[Figure contents as structured data]
▬▬▬▬▬▬

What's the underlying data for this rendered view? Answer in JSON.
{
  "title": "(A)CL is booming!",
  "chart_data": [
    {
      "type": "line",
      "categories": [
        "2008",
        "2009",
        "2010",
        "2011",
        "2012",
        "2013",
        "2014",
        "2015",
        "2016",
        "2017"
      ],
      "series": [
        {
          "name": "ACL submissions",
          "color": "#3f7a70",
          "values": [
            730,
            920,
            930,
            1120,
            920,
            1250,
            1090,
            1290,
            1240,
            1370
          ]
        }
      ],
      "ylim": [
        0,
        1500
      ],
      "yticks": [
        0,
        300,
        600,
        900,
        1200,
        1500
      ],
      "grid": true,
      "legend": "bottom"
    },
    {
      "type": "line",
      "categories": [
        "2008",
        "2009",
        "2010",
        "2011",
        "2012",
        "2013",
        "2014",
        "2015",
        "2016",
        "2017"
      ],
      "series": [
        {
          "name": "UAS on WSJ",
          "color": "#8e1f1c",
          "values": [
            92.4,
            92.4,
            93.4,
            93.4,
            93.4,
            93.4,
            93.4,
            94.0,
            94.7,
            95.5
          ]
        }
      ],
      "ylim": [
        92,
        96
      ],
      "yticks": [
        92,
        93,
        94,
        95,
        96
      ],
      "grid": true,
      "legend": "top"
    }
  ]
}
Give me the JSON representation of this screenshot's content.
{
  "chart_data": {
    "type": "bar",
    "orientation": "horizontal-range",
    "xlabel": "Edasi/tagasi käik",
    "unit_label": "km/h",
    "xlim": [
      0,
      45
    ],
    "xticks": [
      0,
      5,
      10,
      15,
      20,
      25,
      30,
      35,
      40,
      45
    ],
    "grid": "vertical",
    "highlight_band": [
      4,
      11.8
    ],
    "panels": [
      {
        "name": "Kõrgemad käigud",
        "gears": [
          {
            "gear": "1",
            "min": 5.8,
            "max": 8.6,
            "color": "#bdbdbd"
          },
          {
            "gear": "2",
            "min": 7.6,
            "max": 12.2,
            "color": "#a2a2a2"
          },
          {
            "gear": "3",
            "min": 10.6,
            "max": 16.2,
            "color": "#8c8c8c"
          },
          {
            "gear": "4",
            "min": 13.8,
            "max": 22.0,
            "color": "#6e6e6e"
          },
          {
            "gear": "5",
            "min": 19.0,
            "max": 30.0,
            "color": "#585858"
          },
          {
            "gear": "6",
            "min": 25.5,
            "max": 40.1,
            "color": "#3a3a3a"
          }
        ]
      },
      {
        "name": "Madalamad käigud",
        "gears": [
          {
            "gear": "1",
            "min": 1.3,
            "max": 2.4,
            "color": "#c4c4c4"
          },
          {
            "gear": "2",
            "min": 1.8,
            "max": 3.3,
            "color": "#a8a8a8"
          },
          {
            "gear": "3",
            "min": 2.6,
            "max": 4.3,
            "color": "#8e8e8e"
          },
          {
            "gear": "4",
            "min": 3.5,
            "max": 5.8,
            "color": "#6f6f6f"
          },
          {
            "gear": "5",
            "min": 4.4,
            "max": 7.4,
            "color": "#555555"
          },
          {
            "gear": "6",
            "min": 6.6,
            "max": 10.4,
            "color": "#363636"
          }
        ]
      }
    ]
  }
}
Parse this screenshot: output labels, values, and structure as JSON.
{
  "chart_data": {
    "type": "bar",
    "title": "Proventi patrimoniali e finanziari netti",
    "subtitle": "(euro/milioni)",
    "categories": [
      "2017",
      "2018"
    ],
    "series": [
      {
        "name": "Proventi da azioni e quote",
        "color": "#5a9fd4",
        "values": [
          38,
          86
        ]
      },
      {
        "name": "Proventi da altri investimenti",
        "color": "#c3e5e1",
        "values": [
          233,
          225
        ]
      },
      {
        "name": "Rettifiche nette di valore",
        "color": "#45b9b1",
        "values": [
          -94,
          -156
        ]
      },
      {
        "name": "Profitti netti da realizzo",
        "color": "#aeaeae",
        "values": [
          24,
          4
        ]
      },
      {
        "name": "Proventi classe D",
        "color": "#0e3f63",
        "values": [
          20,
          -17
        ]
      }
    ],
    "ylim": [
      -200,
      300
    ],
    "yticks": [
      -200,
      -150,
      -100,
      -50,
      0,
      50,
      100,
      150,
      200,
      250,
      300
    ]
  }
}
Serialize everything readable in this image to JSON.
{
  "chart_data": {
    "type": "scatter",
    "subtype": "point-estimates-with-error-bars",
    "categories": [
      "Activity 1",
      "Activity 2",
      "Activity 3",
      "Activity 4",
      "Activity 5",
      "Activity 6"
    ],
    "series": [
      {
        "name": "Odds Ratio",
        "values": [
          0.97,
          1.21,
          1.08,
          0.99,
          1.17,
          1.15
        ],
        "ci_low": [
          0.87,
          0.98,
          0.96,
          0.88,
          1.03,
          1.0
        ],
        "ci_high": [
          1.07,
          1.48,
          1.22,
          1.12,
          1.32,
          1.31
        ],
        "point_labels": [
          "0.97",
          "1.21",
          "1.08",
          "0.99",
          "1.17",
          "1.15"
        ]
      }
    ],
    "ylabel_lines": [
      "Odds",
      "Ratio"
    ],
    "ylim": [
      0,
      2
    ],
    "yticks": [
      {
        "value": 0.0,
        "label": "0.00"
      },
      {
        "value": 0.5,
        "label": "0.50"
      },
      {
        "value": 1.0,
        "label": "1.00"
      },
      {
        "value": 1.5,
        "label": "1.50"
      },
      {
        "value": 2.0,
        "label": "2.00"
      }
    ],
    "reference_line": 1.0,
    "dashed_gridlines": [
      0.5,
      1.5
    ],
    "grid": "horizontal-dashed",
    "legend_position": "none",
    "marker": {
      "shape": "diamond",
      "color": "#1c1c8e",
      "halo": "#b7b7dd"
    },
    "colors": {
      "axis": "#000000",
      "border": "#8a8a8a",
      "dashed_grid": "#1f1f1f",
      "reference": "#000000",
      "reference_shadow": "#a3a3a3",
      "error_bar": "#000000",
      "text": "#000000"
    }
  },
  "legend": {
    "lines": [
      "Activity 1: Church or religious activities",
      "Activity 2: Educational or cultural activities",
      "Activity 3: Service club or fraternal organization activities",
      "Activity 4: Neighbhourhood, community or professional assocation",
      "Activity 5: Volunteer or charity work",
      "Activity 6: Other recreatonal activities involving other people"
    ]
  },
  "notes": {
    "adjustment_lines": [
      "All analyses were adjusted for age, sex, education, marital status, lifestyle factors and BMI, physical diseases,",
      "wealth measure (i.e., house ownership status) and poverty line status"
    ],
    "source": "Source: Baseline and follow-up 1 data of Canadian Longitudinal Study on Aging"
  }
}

▬▬▬▬▬▬

What needs to be done: Exactly as shown, repeat every record.

Answer to the task:
What's the underlying data for this rendered view? Answer in JSON.
{
  "title": "(A)CL is booming!",
  "chart_data": [
    {
      "type": "line",
      "categories": [
        "2008",
        "2009",
        "2010",
        "2011",
        "2012",
        "2013",
        "2014",
        "2015",
        "2016",
        "2017"
      ],
      "series": [
        {
          "name": "ACL submissions",
          "color": "#3f7a70",
          "values": [
            730,
            920,
            930,
            1120,
            920,
            1250,
            1090,
            1290,
            1240,
            1370
          ]
        }
      ],
      "ylim": [
        0,
        1500
      ],
      "yticks": [
        0,
        300,
        600,
        900,
        1200,
        1500
      ],
      "grid": true,
      "legend": "bottom"
    },
    {
      "type": "line",
      "categories": [
        "2008",
        "2009",
        "2010",
        "2011",
        "2012",
        "2013",
        "2014",
        "2015",
        "2016",
        "2017"
      ],
      "series": [
        {
          "name": "UAS on WSJ",
          "color": "#8e1f1c",
          "values": [
            92.4,
            92.4,
            93.4,
            93.4,
            93.4,
            93.4,
            93.4,
            94.0,
            94.7,
            95.5
          ]
        }
      ],
      "ylim": [
        92,
        96
      ],
      "yticks": [
        92,
        93,
        94,
        95,
        96
      ],
      "grid": true,
      "legend": "top"
    }
  ]
}
Give me the JSON representation of this screenshot's content.
{
  "chart_data": {
    "type": "bar",
    "orientation": "horizontal-range",
    "xlabel": "Edasi/tagasi käik",
    "unit_label": "km/h",
    "xlim": [
      0,
      45
    ],
    "xticks": [
      0,
      5,
      10,
      15,
      20,
      25,
      30,
      35,
      40,
      45
    ],
    "grid": "vertical",
    "highlight_band": [
      4,
      11.8
    ],
    "panels": [
      {
        "name": "Kõrgemad käigud",
        "gears": [
          {
            "gear": "1",
            "min": 5.8,
            "max": 8.6,
            "color": "#bdbdbd"
          },
          {
            "gear": "2",
            "min": 7.6,
            "max": 12.2,
            "color": "#a2a2a2"
          },
          {
            "gear": "3",
            "min": 10.6,
            "max": 16.2,
            "color": "#8c8c8c"
          },
          {
            "gear": "4",
            "min": 13.8,
            "max": 22.0,
            "color": "#6e6e6e"
          },
          {
            "gear": "5",
            "min": 19.0,
            "max": 30.0,
            "color": "#585858"
          },
          {
            "gear": "6",
            "min": 25.5,
            "max": 40.1,
            "color": "#3a3a3a"
          }
        ]
      },
      {
        "name": "Madalamad käigud",
        "gears": [
          {
            "gear": "1",
            "min": 1.3,
            "max": 2.4,
            "color": "#c4c4c4"
          },
          {
            "gear": "2",
            "min": 1.8,
            "max": 3.3,
            "color": "#a8a8a8"
          },
          {
            "gear": "3",
            "min": 2.6,
            "max": 4.3,
            "color": "#8e8e8e"
          },
          {
            "gear": "4",
            "min": 3.5,
            "max": 5.8,
            "color": "#6f6f6f"
          },
          {
            "gear": "5",
            "min": 4.4,
            "max": 7.4,
            "color": "#555555"
          },
          {
            "gear": "6",
            "min": 6.6,
            "max": 10.4,
            "color": "#363636"
          }
        ]
      }
    ]
  }
}
Parse this screenshot: output labels, values, and structure as JSON.
{
  "chart_data": {
    "type": "bar",
    "title": "Proventi patrimoniali e finanziari netti",
    "subtitle": "(euro/milioni)",
    "categories": [
      "2017",
      "2018"
    ],
    "series": [
      {
        "name": "Proventi da azioni e quote",
        "color": "#5a9fd4",
        "values": [
          38,
          86
        ]
      },
      {
        "name": "Proventi da altri investimenti",
        "color": "#c3e5e1",
        "values": [
          233,
          225
        ]
      },
      {
        "name": "Rettifiche nette di valore",
        "color": "#45b9b1",
        "values": [
          -94,
          -156
        ]
      },
      {
        "name": "Profitti netti da realizzo",
        "color": "#aeaeae",
        "values": [
          24,
          4
        ]
      },
      {
        "name": "Proventi classe D",
        "color": "#0e3f63",
        "values": [
          20,
          -17
        ]
      }
    ],
    "ylim": [
      -200,
      300
    ],
    "yticks": [
      -200,
      -150,
      -100,
      -50,
      0,
      50,
      100,
      150,
      200,
      250,
      300
    ]
  }
}
Serialize everything readable in this image to JSON.
{
  "chart_data": {
    "type": "scatter",
    "subtype": "point-estimates-with-error-bars",
    "categories": [
      "Activity 1",
      "Activity 2",
      "Activity 3",
      "Activity 4",
      "Activity 5",
      "Activity 6"
    ],
    "series": [
      {
        "name": "Odds Ratio",
        "values": [
          0.97,
          1.21,
          1.08,
          0.99,
          1.17,
          1.15
        ],
        "ci_low": [
          0.87,
          0.98,
          0.96,
          0.88,
          1.03,
          1.0
        ],
        "ci_high": [
          1.07,
          1.48,
          1.22,
          1.12,
          1.32,
          1.31
        ],
        "point_labels": [
          "0.97",
          "1.21",
          "1.08",
          "0.99",
          "1.17",
          "1.15"
        ]
      }
    ],
    "ylabel_lines": [
      "Odds",
      "Ratio"
    ],
    "ylim": [
      0,
      2
    ],
    "yticks": [
      {
        "value": 0.0,
        "label": "0.00"
      },
      {
        "value": 0.5,
        "label": "0.50"
      },
      {
        "value": 1.0,
        "label": "1.00"
      },
      {
        "value": 1.5,
        "label": "1.50"
      },
      {
        "value": 2.0,
        "label": "2.00"
      }
    ],
    "reference_line": 1.0,
    "dashed_gridlines": [
      0.5,
      1.5
    ],
    "grid": "horizontal-dashed",
    "legend_position": "none",
    "marker": {
      "shape": "diamond",
      "color": "#1c1c8e",
      "halo": "#b7b7dd"
    },
    "colors": {
      "axis": "#000000",
      "border": "#8a8a8a",
      "dashed_grid": "#1f1f1f",
      "reference": "#000000",
      "reference_shadow": "#a3a3a3",
      "error_bar": "#000000",
      "text": "#000000"
    }
  },
  "legend": {
    "lines": [
      "Activity 1: Church or religious activities",
      "Activity 2: Educational or cultural activities",
      "Activity 3: Service club or fraternal organization activities",
      "Activity 4: Neighbhourhood, community or professional assocation",
      "Activity 5: Volunteer or charity work",
      "Activity 6: Other recreatonal activities involving other people"
    ]
  },
  "notes": {
    "adjustment_lines": [
      "All analyses were adjusted for age, sex, education, marital status, lifestyle factors and BMI, physical diseases,",
      "wealth measure (i.e., house ownership status) and poverty line status"
    ],
    "source": "Source: Baseline and follow-up 1 data of Canadian Longitudinal Study on Aging"
  }
}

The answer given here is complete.